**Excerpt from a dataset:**
====

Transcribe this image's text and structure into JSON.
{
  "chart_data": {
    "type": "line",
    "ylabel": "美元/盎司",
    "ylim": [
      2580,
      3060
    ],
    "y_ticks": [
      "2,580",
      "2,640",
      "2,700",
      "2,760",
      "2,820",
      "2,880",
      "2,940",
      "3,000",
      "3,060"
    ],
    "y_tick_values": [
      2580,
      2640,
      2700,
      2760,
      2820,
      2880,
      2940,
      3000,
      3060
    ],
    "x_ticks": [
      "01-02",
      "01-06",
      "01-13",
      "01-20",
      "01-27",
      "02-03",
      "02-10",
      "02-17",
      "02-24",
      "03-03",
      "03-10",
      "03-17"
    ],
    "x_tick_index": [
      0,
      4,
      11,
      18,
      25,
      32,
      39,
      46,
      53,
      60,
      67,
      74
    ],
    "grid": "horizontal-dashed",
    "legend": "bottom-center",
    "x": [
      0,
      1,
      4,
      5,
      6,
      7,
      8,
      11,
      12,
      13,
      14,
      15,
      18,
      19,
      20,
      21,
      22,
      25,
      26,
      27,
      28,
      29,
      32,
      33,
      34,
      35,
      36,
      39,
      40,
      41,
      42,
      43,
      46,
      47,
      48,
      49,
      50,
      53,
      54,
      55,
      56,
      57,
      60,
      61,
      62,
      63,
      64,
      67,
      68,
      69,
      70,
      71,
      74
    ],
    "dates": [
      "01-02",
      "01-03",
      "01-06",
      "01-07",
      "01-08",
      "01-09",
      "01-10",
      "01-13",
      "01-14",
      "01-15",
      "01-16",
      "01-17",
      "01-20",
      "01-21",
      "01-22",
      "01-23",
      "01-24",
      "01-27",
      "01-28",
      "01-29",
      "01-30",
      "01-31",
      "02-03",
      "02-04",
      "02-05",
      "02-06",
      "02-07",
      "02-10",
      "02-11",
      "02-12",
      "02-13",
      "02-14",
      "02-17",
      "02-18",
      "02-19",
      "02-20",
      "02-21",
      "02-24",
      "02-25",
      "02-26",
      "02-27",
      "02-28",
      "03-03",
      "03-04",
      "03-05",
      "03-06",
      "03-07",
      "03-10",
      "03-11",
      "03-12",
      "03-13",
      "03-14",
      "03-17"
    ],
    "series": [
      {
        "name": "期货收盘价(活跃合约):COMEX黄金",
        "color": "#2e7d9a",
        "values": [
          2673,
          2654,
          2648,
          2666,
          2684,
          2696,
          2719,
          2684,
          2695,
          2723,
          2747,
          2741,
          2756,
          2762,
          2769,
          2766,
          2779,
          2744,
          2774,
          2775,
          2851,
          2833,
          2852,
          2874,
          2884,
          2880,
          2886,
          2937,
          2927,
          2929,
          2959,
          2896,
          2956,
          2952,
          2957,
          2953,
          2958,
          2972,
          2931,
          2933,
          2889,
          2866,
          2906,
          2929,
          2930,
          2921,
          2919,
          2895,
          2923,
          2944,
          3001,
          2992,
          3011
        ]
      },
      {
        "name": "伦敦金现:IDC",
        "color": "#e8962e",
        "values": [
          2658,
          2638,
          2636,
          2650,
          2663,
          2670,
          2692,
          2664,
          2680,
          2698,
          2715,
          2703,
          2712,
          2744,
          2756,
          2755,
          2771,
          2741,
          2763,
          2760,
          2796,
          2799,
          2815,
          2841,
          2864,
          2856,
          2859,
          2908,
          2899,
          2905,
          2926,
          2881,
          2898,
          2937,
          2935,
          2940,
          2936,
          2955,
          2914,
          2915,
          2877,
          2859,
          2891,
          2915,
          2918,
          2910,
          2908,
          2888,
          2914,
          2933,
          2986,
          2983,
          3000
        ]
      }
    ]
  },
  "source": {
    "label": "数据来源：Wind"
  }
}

====

**Exercise requirements:**
Show the lines that mention the word "name".

**The solution:**
        "name": "期货收盘价(活跃合约):COMEX黄金",
        "name": "伦敦金现:IDC",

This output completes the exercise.